§ **REQUIRED WORK**
Condense the paragraph of the trusts text beginning "If you create a trust during your lifetime" into a short bulleted list that keeps its main facts.

YOU ARE HERE: Home » Areas of Practice » Wills / Trusts / Estates » Trusts

The term trust describes the holding of property by a trustee (which may be one or more persons or a corporate trust company or bank) in accordance with the provisions of a written trust instrument for the benefit of one or more persons called beneficiaries. a person may be both a trustee and a beneficiary of the same trust trusts can be beneficial for many families as a means of prudent estate planning.

Probate can be a long and burdensome process for your loved ones. Many families find that creating a trust is a great estate planning alternative to avoid long a long probate period that can tie up assets needed by loved ones.

If you create a trust during your lifetime, you are described as the trust’s grantor or settlor, the trust is called a living or inter vivos trust, and the trust provisions are contained in the trust agreement or declaration. The provisions of that trust document (rather than your will or state law defaults) will usually determine what happens to the property in the trust upon your death.

A living trust may be revocable (subject to change and terminated by the settlor) or irrevocable.

§ **LISTED ENTRIES**
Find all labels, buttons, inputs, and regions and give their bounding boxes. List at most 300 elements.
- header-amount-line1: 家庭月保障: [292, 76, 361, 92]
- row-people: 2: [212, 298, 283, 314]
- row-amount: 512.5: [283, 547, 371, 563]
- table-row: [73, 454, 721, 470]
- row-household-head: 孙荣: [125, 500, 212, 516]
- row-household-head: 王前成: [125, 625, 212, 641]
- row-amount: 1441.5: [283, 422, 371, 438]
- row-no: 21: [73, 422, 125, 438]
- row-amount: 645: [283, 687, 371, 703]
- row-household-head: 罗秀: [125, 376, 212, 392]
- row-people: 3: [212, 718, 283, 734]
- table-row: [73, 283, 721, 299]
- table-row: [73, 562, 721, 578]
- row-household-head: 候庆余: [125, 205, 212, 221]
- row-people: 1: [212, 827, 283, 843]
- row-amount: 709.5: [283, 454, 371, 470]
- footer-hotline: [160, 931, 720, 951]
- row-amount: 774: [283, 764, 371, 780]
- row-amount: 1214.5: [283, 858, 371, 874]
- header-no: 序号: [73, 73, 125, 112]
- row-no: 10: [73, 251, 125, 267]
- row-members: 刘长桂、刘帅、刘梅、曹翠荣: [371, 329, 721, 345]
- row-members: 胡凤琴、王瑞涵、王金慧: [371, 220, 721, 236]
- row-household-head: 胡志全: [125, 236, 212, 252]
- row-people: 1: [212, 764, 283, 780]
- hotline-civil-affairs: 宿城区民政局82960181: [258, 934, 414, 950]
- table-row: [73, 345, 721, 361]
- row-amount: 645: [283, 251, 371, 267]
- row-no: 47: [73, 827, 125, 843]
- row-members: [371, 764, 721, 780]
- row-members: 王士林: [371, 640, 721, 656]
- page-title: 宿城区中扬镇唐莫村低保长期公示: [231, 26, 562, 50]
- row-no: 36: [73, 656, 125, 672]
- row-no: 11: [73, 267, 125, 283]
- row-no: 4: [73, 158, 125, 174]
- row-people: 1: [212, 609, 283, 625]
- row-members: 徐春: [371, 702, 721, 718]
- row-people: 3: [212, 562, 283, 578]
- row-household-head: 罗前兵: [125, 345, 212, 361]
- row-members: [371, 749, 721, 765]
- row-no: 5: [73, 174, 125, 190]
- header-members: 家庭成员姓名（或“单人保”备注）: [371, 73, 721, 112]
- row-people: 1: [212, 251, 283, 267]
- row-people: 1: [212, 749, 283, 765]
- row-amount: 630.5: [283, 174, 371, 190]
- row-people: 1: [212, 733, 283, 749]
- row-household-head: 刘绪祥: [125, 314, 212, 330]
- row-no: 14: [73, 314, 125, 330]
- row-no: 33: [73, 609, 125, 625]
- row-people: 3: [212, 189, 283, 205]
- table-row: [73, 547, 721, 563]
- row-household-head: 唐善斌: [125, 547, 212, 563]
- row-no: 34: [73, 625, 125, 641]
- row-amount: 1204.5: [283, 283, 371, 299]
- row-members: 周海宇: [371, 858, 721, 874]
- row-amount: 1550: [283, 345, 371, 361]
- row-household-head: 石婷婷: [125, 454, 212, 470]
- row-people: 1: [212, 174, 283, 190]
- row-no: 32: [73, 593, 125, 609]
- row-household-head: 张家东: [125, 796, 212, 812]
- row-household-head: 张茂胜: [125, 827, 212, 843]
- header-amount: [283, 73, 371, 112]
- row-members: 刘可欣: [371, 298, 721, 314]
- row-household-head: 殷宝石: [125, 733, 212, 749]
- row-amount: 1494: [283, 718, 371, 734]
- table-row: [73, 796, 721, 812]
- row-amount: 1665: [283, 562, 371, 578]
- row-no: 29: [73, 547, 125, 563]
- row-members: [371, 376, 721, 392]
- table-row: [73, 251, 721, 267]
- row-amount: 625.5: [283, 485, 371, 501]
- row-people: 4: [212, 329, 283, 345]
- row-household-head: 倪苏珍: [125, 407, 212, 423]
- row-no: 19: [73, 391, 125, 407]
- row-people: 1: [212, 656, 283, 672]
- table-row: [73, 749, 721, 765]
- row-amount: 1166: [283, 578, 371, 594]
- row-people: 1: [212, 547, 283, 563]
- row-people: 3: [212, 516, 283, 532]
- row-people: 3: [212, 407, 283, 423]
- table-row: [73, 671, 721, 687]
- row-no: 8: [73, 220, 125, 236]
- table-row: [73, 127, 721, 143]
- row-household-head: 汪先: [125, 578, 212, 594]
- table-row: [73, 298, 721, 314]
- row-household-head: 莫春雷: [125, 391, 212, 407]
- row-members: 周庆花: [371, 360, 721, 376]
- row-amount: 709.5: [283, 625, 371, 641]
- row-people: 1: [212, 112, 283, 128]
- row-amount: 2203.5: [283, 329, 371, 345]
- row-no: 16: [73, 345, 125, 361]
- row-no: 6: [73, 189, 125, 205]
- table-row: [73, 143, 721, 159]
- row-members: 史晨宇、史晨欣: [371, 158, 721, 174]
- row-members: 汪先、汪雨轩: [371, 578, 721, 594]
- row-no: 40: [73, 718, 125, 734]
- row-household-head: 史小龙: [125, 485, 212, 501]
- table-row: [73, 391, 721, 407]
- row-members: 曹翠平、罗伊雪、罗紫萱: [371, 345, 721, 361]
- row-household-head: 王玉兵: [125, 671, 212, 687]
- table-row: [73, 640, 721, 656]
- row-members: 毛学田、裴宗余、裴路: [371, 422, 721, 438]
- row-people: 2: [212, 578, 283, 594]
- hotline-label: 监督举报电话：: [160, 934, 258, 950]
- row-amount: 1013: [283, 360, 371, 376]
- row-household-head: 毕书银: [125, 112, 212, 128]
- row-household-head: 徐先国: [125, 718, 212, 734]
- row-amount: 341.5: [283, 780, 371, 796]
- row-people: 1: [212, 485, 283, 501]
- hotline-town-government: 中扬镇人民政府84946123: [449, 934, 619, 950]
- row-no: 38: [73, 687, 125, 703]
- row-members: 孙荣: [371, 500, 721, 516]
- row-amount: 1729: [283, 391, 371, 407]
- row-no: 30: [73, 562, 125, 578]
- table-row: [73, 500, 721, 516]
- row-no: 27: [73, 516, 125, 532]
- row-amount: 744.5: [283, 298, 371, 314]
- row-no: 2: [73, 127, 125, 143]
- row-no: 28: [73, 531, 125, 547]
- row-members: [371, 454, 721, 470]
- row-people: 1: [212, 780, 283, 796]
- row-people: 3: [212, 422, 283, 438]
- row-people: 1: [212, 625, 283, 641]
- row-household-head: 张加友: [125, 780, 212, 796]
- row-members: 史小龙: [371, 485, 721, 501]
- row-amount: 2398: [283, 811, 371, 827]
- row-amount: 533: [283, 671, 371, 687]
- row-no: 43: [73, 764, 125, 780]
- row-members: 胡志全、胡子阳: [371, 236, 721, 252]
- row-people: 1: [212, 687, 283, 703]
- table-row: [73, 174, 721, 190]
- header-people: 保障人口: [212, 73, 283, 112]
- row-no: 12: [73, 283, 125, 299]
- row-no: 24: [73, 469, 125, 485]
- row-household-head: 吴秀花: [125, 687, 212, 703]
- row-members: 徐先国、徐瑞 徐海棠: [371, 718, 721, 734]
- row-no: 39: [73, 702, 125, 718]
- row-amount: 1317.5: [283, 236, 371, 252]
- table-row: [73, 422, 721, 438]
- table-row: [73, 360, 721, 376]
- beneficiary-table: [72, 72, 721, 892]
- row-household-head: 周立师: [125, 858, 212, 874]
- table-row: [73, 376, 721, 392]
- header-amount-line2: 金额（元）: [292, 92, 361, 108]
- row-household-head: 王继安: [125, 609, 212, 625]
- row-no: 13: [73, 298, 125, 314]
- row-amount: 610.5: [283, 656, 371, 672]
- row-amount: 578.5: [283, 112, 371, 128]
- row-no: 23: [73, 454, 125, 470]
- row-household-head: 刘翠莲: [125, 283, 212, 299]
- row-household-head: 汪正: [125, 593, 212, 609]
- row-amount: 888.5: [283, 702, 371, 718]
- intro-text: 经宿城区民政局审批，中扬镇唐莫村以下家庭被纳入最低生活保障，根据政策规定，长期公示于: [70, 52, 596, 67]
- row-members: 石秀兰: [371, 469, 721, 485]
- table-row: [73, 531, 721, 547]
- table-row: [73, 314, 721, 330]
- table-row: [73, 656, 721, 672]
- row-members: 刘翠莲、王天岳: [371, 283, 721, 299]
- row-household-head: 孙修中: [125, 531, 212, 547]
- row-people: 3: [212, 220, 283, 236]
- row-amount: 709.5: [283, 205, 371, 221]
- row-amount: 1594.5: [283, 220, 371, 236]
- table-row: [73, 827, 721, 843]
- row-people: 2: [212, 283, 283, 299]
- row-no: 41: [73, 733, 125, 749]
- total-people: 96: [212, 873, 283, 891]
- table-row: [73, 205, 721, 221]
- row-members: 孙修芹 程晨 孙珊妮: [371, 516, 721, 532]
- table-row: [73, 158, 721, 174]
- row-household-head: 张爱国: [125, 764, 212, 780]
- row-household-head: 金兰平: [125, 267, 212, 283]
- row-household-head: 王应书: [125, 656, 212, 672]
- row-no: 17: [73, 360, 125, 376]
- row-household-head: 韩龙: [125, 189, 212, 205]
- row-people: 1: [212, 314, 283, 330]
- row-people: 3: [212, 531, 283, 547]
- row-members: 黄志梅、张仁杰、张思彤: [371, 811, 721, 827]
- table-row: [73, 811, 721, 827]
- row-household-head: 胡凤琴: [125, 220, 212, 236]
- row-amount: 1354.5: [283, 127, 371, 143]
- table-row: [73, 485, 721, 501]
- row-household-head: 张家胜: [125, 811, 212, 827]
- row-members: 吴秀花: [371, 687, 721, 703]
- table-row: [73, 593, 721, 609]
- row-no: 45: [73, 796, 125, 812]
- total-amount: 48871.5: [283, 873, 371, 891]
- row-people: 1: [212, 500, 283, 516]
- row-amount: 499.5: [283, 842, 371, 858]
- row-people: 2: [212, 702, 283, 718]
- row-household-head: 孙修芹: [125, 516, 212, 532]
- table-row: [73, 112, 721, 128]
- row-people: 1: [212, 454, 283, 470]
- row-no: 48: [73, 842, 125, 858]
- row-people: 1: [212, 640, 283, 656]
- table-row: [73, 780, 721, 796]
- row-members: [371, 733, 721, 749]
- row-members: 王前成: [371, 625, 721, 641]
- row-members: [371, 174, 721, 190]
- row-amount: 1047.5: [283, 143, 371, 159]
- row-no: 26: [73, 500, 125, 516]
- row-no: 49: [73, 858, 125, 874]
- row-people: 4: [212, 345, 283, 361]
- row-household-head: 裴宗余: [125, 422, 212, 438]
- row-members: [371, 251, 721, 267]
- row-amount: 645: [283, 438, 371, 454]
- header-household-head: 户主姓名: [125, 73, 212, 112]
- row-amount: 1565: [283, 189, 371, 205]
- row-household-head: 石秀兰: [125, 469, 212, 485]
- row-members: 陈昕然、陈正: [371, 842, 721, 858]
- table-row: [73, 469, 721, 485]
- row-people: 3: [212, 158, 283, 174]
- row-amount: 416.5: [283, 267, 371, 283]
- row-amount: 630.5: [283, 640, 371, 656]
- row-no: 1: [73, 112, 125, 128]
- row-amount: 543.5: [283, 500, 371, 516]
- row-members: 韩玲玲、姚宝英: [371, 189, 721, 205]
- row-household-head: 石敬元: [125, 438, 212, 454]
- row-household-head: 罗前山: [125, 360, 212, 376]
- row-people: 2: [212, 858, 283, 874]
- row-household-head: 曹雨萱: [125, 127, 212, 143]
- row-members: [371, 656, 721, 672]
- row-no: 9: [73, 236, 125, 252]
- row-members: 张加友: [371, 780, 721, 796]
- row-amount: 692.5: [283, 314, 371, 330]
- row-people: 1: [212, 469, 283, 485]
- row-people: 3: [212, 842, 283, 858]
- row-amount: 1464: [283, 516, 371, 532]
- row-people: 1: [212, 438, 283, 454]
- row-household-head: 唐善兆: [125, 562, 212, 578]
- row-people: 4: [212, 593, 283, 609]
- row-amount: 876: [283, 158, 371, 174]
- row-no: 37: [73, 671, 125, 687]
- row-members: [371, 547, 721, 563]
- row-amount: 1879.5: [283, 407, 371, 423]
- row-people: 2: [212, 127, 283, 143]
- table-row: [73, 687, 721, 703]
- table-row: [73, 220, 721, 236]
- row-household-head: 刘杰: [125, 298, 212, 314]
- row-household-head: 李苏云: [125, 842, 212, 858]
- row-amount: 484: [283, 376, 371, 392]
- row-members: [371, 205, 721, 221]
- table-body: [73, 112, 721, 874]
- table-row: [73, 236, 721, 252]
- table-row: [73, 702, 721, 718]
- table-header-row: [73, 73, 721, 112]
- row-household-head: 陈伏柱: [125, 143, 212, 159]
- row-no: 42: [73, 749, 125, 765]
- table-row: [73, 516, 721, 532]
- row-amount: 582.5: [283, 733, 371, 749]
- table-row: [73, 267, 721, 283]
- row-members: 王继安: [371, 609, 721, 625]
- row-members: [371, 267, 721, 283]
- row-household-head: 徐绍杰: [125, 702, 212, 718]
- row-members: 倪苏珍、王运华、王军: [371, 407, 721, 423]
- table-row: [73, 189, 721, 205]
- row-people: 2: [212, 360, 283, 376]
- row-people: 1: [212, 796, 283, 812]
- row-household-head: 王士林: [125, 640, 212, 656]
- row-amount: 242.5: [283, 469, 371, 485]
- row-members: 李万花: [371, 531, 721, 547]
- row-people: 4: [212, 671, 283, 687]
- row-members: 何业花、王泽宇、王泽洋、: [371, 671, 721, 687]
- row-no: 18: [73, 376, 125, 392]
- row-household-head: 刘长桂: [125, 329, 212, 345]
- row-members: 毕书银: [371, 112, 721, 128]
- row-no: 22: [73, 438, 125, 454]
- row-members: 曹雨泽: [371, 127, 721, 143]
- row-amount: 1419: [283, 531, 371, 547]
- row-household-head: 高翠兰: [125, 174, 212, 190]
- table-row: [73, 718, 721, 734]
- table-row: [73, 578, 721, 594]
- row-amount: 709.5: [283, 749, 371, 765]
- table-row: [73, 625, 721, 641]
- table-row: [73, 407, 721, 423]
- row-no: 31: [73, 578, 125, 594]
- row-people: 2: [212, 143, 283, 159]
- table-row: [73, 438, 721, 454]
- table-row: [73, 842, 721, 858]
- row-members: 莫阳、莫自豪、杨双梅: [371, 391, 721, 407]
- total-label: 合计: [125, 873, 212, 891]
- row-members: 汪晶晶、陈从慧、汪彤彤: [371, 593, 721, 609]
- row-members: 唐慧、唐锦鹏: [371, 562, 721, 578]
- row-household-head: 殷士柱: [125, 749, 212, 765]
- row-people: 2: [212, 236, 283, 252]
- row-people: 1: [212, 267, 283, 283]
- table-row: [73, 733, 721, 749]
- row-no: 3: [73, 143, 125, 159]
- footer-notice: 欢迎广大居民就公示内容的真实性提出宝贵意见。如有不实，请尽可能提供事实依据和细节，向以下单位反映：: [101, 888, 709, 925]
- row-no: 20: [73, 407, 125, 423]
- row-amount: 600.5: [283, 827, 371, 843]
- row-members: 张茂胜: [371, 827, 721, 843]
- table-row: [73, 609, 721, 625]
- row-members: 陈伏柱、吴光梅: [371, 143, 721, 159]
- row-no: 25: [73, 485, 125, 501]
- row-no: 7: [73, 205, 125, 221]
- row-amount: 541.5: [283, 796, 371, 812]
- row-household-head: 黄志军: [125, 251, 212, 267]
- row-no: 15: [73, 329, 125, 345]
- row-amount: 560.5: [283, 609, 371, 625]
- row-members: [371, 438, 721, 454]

§ **RESPONSE BOX**
- A person who creates a trust during their lifetime is the trust's grantor or settlor.
- Such a trust is called a living or inter vivos trust.
- Its provisions are set out in the trust agreement or declaration.
- At the settlor's death, that document, rather than a will or state law defaults, usually determines what happens to the trust property.